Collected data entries
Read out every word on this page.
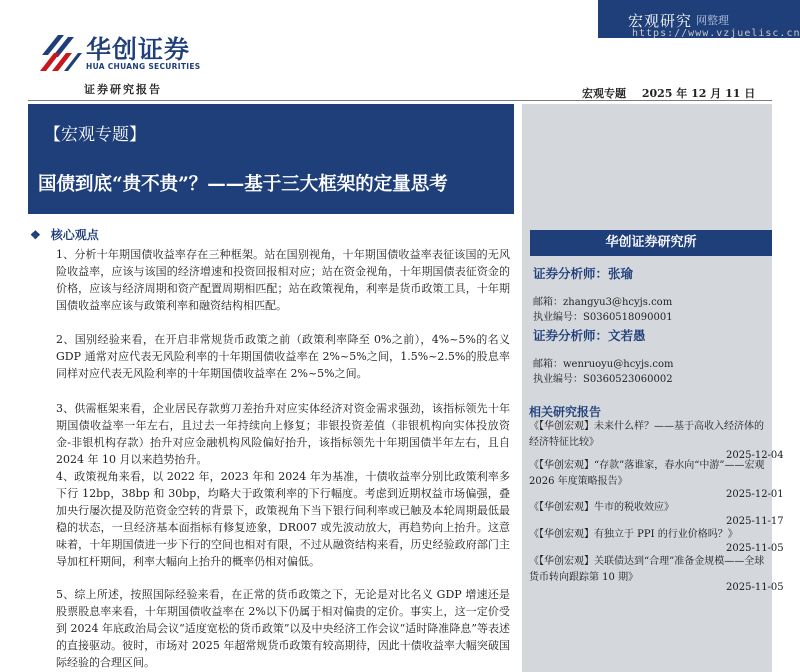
宏观研究 网整理
https://www.vzjuelisc.cn
华创证券
HUA CHUANG SECURITIES
证券研究报告	宏观专题 2025 年 12 月 11 日
【宏观专题】
国债到底“贵不贵”？——基于三大框架的定量思考
华创证券研究所
证券分析师：张瑜
邮箱：zhangyu3@hcyjs.com
执业编号：S0360518090001
证券分析师：文若愚
邮箱：wenruoyu@hcyjs.com
执业编号：S0360523060002
相关研究报告
《【华创宏观】未来什么样？——基于高收入经济体的经济特征比较》
2025-12-04
《【华创宏观】“存款”落谁家，春水向“中游”——宏观 2026 年度策略报告》
2025-12-01
《【华创宏观】牛市的税收效应》
2025-11-17
《【华创宏观】有独立于 PPI 的行业价格吗？》
2025-11-05
《【华创宏观】关联债达到“合理”准备金规模——全球货币转向跟踪第 10 期》
2025-11-05
❖ 核心观点

1、分析十年期国债收益率存在三种框架。站在国别视角，十年期国债收益率表征该国的无风险收益率，应该与该国的经济增速和投资回报相对应；站在资金视角，十年期国债表征资金的价格，应该与经济周期和资产配置周期相匹配；站在政策视角，利率是货币政策工具，十年期国债收益率应该与政策利率和融资结构相匹配。

2、国别经验来看，在开启非常规货币政策之前（政策利率降至 0%之前），4%~5%的名义 GDP 通常对应代表无风险利率的十年期国债收益率在 2%~5%之间，1.5%~2.5%的股息率同样对应代表无风险利率的十年期国债收益率在 2%~5%之间。

3、供需框架来看，企业居民存款剪刀差抬升对应实体经济对资金需求强劲，该指标领先十年期国债收益率一年左右，且过去一年持续向上修复；非银投资差值（非银机构向实体投放资金-非银机构存款）抬升对应金融机构风险偏好抬升，该指标领先十年期国债半年左右，且自 2024 年 10 月以来趋势抬升。

4、政策视角来看，以 2022 年，2023 年和 2024 年为基准，十债收益率分别比政策利率多下行 12bp，38bp 和 30bp，均略大于政策利率的下行幅度。考虑到近期权益市场偏强，叠加央行屡次提及防范资金空转的背景下，政策视角下当下银行间利率或已触及本轮周期最低最稳的状态，一旦经济基本面指标有修复迹象，DR007 或先波动放大，再趋势向上抬升。这意味着，十年期国债进一步下行的空间也相对有限，不过从融资结构来看，历史经验政府部门主导加杠杆期间，利率大幅向上抬升的概率仍相对偏低。

5、综上所述，按照国际经验来看，在正常的货币政策之下，无论是对比名义 GDP 增速还是股票股息率来看，十年期国债收益率在 2%以下仍属于相对偏贵的定价。事实上，这一定价受到 2024 年底政治局会议“适度宽松的货币政策”以及中央经济工作会议“适时降准降息”等表述的直接驱动。彼时，市场对 2025 年超常规货币政策有较高期待，因此十债收益率大幅突破国际经验的合理区间。
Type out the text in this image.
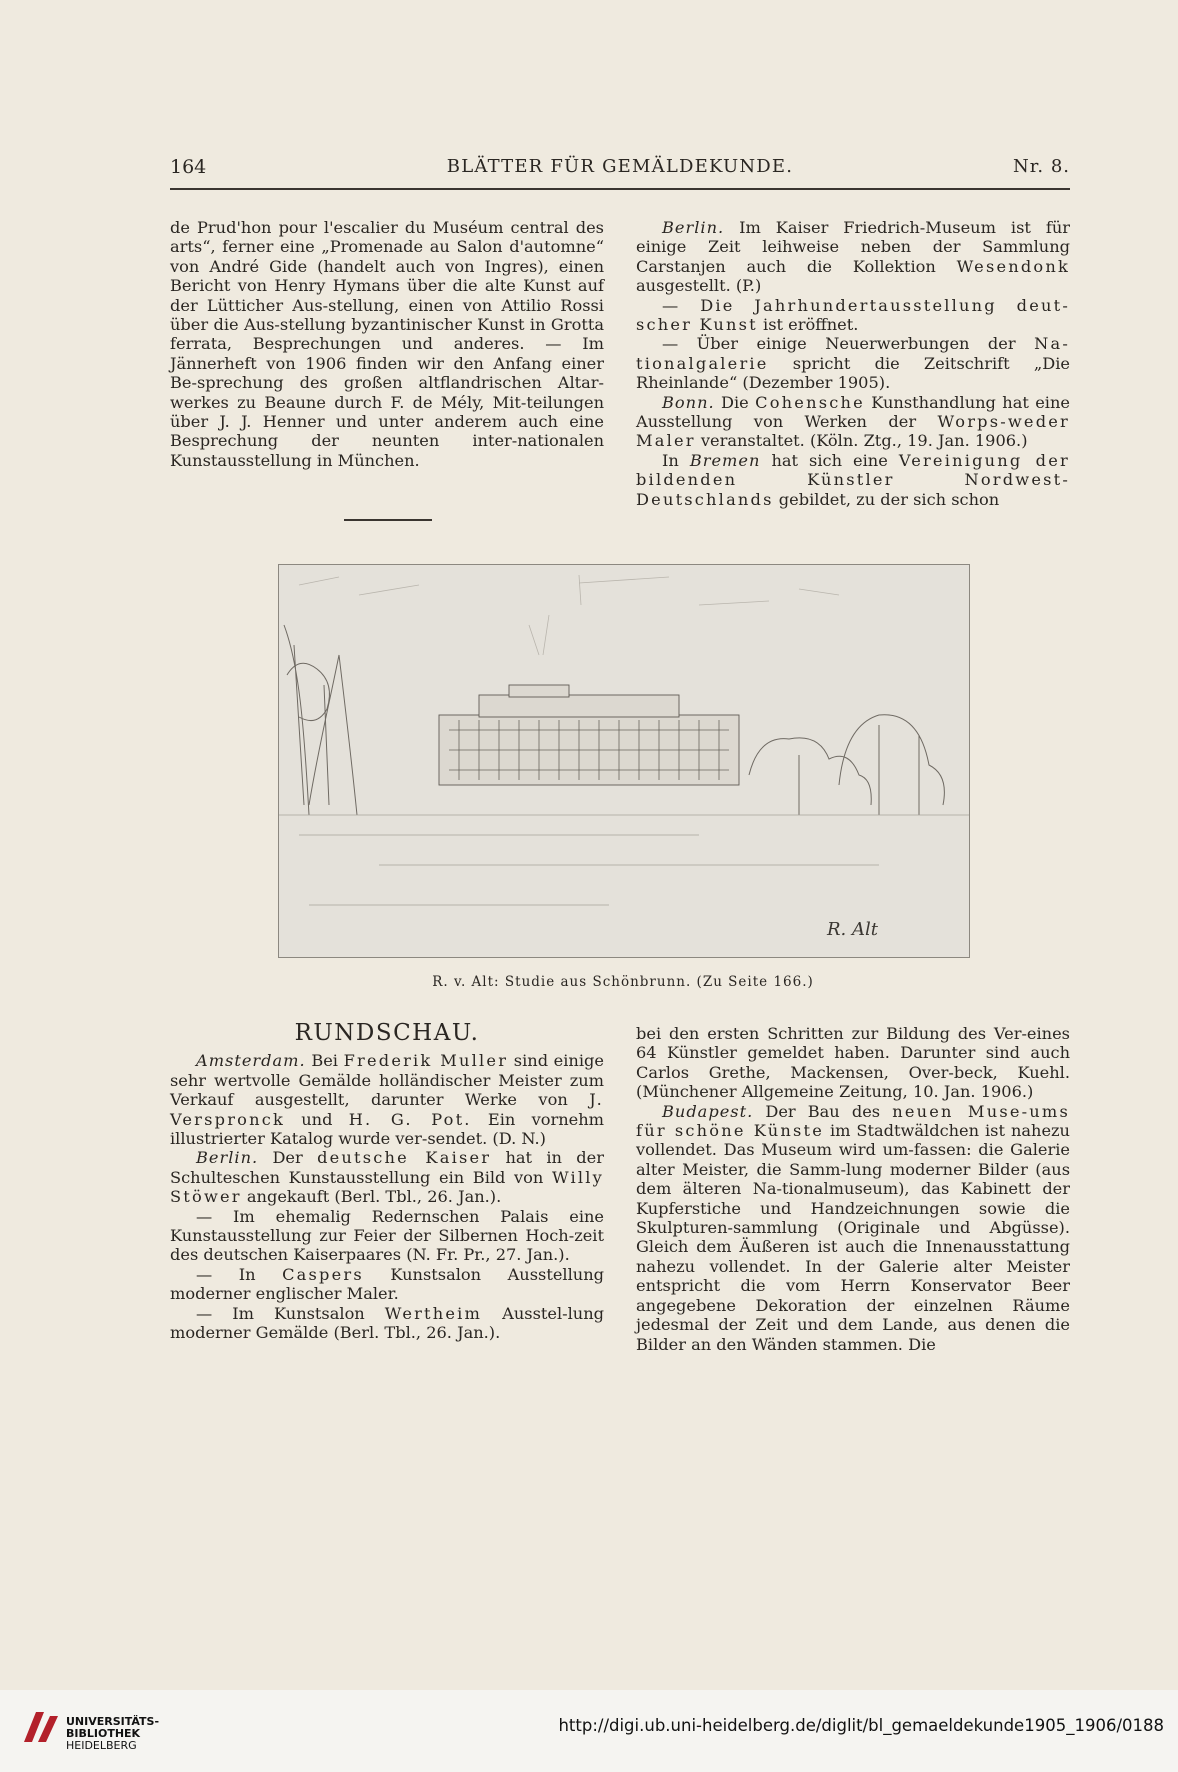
164	BLÄTTER FÜR GEMÄLDEKUNDE.	Nr. 8.

de Prud'hon pour l'escalier du Muséum central des arts“, ferner eine „Promenade au Salon d'automne“ von André Gide (handelt auch von Ingres), einen Bericht von Henry Hymans über die alte Kunst auf der Lütticher Aus-stellung, einen von Attilio Rossi über die Aus-stellung byzantinischer Kunst in Grotta ferrata, Besprechungen und anderes. — Im Jännerheft von 1906 finden wir den Anfang einer Be-sprechung des großen altflandrischen Altar-werkes zu Beaune durch F. de Mély, Mit-teilungen über J. J. Henner und unter anderem auch eine Besprechung der neunten inter-nationalen Kunstausstellung in München.

Berlin. Im Kaiser Friedrich-Museum ist für einige Zeit leihweise neben der Sammlung Carstanjen auch die Kollektion Wesendonk ausgestellt. (P.)

— Die Jahrhundertausstellung deut-scher Kunst ist eröffnet.

— Über einige Neuerwerbungen der Na-tionalgalerie spricht die Zeitschrift „Die Rheinlande“ (Dezember 1905).

Bonn. Die Cohensche Kunsthandlung hat eine Ausstellung von Werken der Worps-weder Maler veranstaltet. (Köln. Ztg., 19. Jan. 1906.)

In Bremen hat sich eine Vereinigung der bildenden Künstler Nordwest-Deutschlands gebildet, zu der sich schon

R. Alt
R. v. Alt: Studie aus Schönbrunn. (Zu Seite 166.)

RUNDSCHAU.

Amsterdam. Bei Frederik Muller sind einige sehr wertvolle Gemälde holländischer Meister zum Verkauf ausgestellt, darunter Werke von J. Verspronck und H. G. Pot. Ein vornehm illustrierter Katalog wurde ver-sendet. (D. N.)

Berlin. Der deutsche Kaiser hat in der Schulteschen Kunstausstellung ein Bild von Willy Stöwer angekauft (Berl. Tbl., 26. Jan.).

— Im ehemalig Redernschen Palais eine Kunstausstellung zur Feier der Silbernen Hoch-zeit des deutschen Kaiserpaares (N. Fr. Pr., 27. Jan.).

— In Caspers Kunstsalon Ausstellung moderner englischer Maler.

— Im Kunstsalon Wertheim Ausstel-lung moderner Gemälde (Berl. Tbl., 26. Jan.).

bei den ersten Schritten zur Bildung des Ver-eines 64 Künstler gemeldet haben. Darunter sind auch Carlos Grethe, Mackensen, Over-beck, Kuehl. (Münchener Allgemeine Zeitung, 10. Jan. 1906.)

Budapest. Der Bau des neuen Muse-ums für schöne Künste im Stadtwäldchen ist nahezu vollendet. Das Museum wird um-fassen: die Galerie alter Meister, die Samm-lung moderner Bilder (aus dem älteren Na-tionalmuseum), das Kabinett der Kupferstiche und Handzeichnungen sowie die Skulpturen-sammlung (Originale und Abgüsse). Gleich dem Äußeren ist auch die Innenausstattung nahezu vollendet. In der Galerie alter Meister entspricht die vom Herrn Konservator Beer angegebene Dekoration der einzelnen Räume jedesmal der Zeit und dem Lande, aus denen die Bilder an den Wänden stammen. Die

UNIVERSITÄTS-
BIBLIOTHEK
HEIDELBERG
http://digi.ub.uni-heidelberg.de/diglit/bl_gemaeldekunde1905_1906/0188
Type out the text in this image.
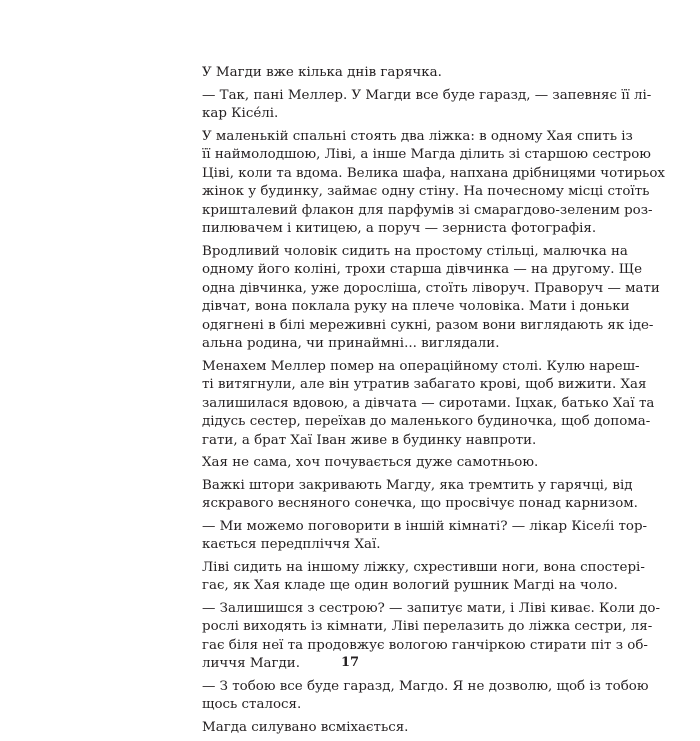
У Магди вже кілька днів гарячка.
— Так, пані Меллер. У Магди все буде гаразд, — запевняє її лі-
кар Кісе́лі.
У маленькій спальні стоять два ліжка: в одному Хая спить із
її наймолодшою, Ліві, а інше Магда ділить зі старшою сестрою
Ціві, коли та вдома. Велика шафа, напхана дрібницями чотирьох
жінок у будинку, займає одну стіну. На почесному місці стоїть
кришталевий флакон для парфумів зі смарагдово-зеленим роз-
пилювачем і китицею, а поруч — зерниста фотографія.
Вродливий чоловік сидить на простому стільці, малючка на
одному його коліні, трохи старша дівчинка — на другому. Ще
одна дівчинка, уже доросліша, стоїть ліворуч. Праворуч — мати
дівчат, вона поклала руку на плече чоловіка. Мати і доньки
одягнені в білі мереживні сукні, разом вони виглядають як іде-
альна родина, чи принаймні... виглядали.
Менахем Меллер помер на операційному столі. Кулю нареш-
ті витягнули, але він утратив забагато крові, щоб вижити. Хая
залишилася вдовою, а дівчата — сиротами. Іцхак, батько Хаї та
дідусь сестер, переїхав до маленького будиночка, щоб допома-
гати, а брат Хаї Іван живе в будинку навпроти.
Хая не сама, хоч почувається дуже самотньою.
Важкі штори закривають Магду, яка тремтить у гарячці, від
яскравого весняного сонечка, що просвічує понад карнизом.
— Ми можемо поговорити в іншій кімнаті? — лікар Кісел́і тор-
кається передпліччя Хаї.
Ліві сидить на іншому ліжку, схрестивши ноги, вона спостері-
гає, як Хая кладе ще один вологий рушник Магді на чоло.
— Залишишся з сестрою? — запитує мати, і Ліві киває. Коли до-
рослі виходять із кімнати, Ліві перелазить до ліжка сестри, ля-
гає біля неї та продовжує вологою ганчіркою стирати піт з об-
личчя Магди.
— З тобою все буде гаразд, Магдо. Я не дозволю, щоб із тобою
щось сталося.
Магда силувано всміхається.
17
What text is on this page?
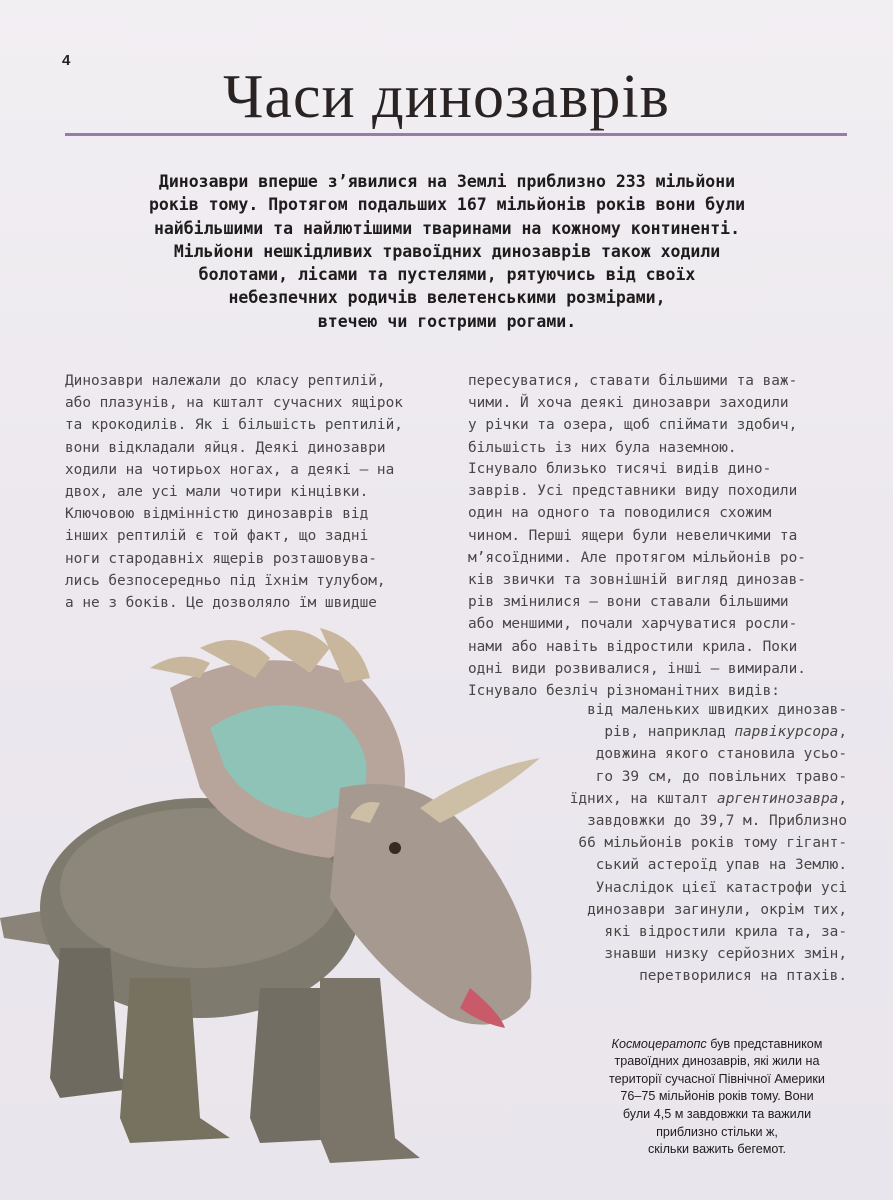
4
Часи динозаврів
Динозаври вперше з’явилися на Землі приблизно 233 мільйони
років тому. Протягом подальших 167 мільйонів років вони були
найбільшими та найлютішими тваринами на кожному континенті.
Мільйони нешкідливих травоїдних динозаврів також ходили
болотами, лісами та пустелями, рятуючись від своїх
небезпечних родичів велетенськими розмірами,
втечею чи гострими рогами.
Динозаври належали до класу рептилій,
або плазунів, на кшталт сучасних ящірок
та крокодилів. Як і більшість рептилій,
вони відкладали яйця. Деякі динозаври
ходили на чотирьох ногах, а деякі — на
двох, але усі мали чотири кінцівки.
Ключовою відмінністю динозаврів від
інших рептилій є той факт, що задні
ноги стародавніх ящерів розташовува-
лись безпосередньо під їхнім тулубом,
а не з боків. Це дозволяло їм швидше
пересуватися, ставати більшими та важ-
чими. Й хоча деякі динозаври заходили
у річки та озера, щоб спіймати здобич,
більшість із них була наземною.
Існувало близько тисячі видів дино-
заврів. Усі представники виду походили
один на одного та поводилися схожим
чином. Перші ящери були невеличкими та
м’ясоїдними. Але протягом мільйонів ро-
ків звички та зовнішній вигляд динозав-
рів змінилися — вони ставали більшими
або меншими, почали харчуватися росли-
нами або навіть відростили крила. Поки
одні види розвивалися, інші — вимирали.
Існувало безліч різноманітних видів:
від маленьких швидких динозав-
рів, наприклад парвікурсора,
довжина якого становила усьо-
го 39 см, до повільних траво-
їдних, на кшталт аргентинозавра,
завдовжки до 39,7 м. Приблизно
66 мільйонів років тому гігант-
ський астероїд упав на Землю.
Унаслідок цієї катастрофи усі
динозаври загинули, окрім тих,
які відростили крила та, за-
знавши низку серйозних змін,
перетворилися на птахів.

Космоцератопс був представником
травоїдних динозаврів, які жили на
території сучасної Північної Америки
76–75 мільйонів років тому. Вони
були 4,5 м завдовжки та важили
приблизно стільки ж,
скільки важить бегемот.
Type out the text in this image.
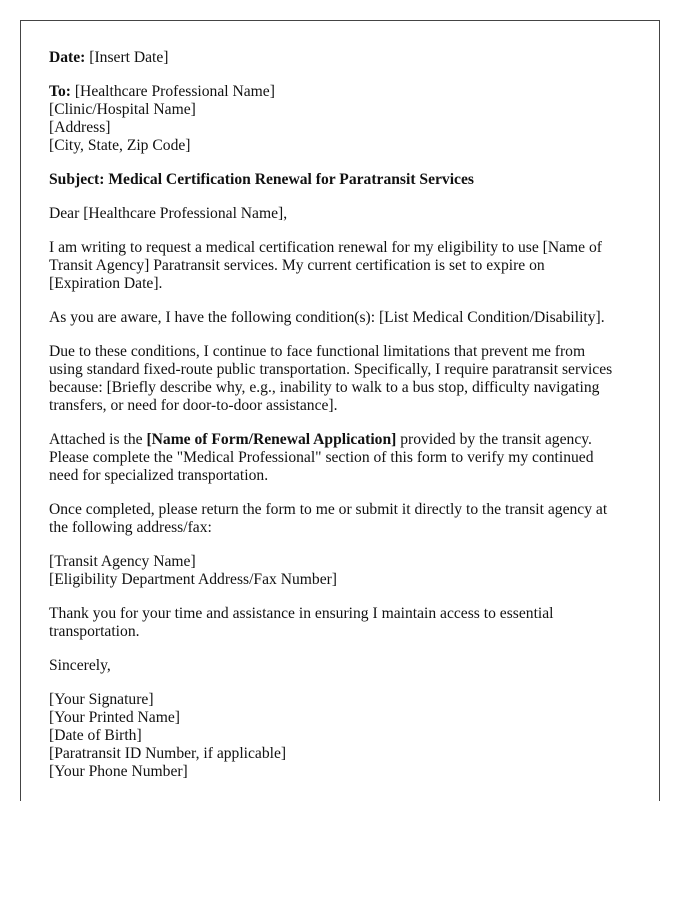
Date: [Insert Date]

To: [Healthcare Professional Name]
[Clinic/Hospital Name]
[Address]
[City, State, Zip Code]

Subject: Medical Certification Renewal for Paratransit Services

Dear [Healthcare Professional Name],

I am writing to request a medical certification renewal for my eligibility to use [Name of
Transit Agency] Paratransit services. My current certification is set to expire on
[Expiration Date].

As you are aware, I have the following condition(s): [List Medical Condition/Disability].

Due to these conditions, I continue to face functional limitations that prevent me from
using standard fixed-route public transportation. Specifically, I require paratransit services
because: [Briefly describe why, e.g., inability to walk to a bus stop, difficulty navigating
transfers, or need for door-to-door assistance].

Attached is the [Name of Form/Renewal Application] provided by the transit agency.
Please complete the "Medical Professional" section of this form to verify my continued
need for specialized transportation.

Once completed, please return the form to me or submit it directly to the transit agency at
the following address/fax:

[Transit Agency Name]
[Eligibility Department Address/Fax Number]

Thank you for your time and assistance in ensuring I maintain access to essential
transportation.

Sincerely,

[Your Signature]
[Your Printed Name]
[Date of Birth]
[Paratransit ID Number, if applicable]
[Your Phone Number]
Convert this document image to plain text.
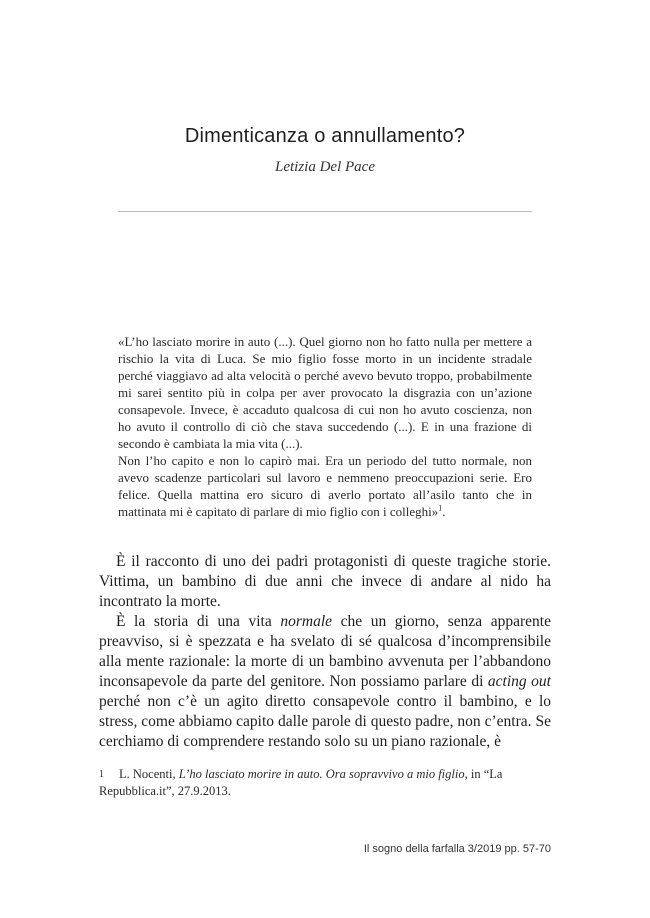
Dimenticanza o annullamento?
Letizia Del Pace

«L’ho lasciato morire in auto (...). Quel giorno non ho fatto nulla per mettere a rischio la vita di Luca. Se mio figlio fosse morto in un incidente stradale perché viaggiavo ad alta velocità o perché avevo bevuto troppo, probabilmente mi sarei sentito più in colpa per aver provocato la disgrazia con un’azione consapevole. Invece, è accaduto qualcosa di cui non ho avuto coscienza, non ho avuto il controllo di ciò che stava succedendo (...). E in una frazione di secondo è cambiata la mia vita (...).

Non l’ho capito e non lo capirò mai. Era un periodo del tutto normale, non avevo scadenze particolari sul lavoro e nemmeno preoccupazioni serie. Ero felice. Quella mattina ero sicuro di averlo portato all’asilo tanto che in mattinata mi è capitato di parlare di mio figlio con i colleghi»$^1$.

È il racconto di uno dei padri protagonisti di queste tragiche storie. Vittima, un bambino di due anni che invece di andare al nido ha incontrato la morte.

È la storia di una vita normale che un giorno, senza apparente preavviso, si è spezzata e ha svelato di sé qualcosa d’incomprensibile alla mente razionale: la morte di un bambino avvenuta per l’abbandono inconsapevole da parte del genitore. Non possiamo parlare di acting out perché non c’è un agito diretto consapevole contro il bambino, e lo stress, come abbiamo capito dalle parole di questo padre, non c’entra. Se cerchiamo di comprendere restando solo su un piano razionale, è

1 L. Nocenti, L’ho lasciato morire in auto. Ora sopravvivo a mio figlio, in “La Repubblica.it”, 27.9.2013.
Il sogno della farfalla 3/2019 pp. 57-70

> Instructions for the task:
Search the entries for the string "Магди" and collect each line that has it.

> Problem solution:
У Магди вже кілька днів гарячка.
— Так, пані Меллер. У Магди все буде гаразд, — запевняє її лі-
личчя Магди.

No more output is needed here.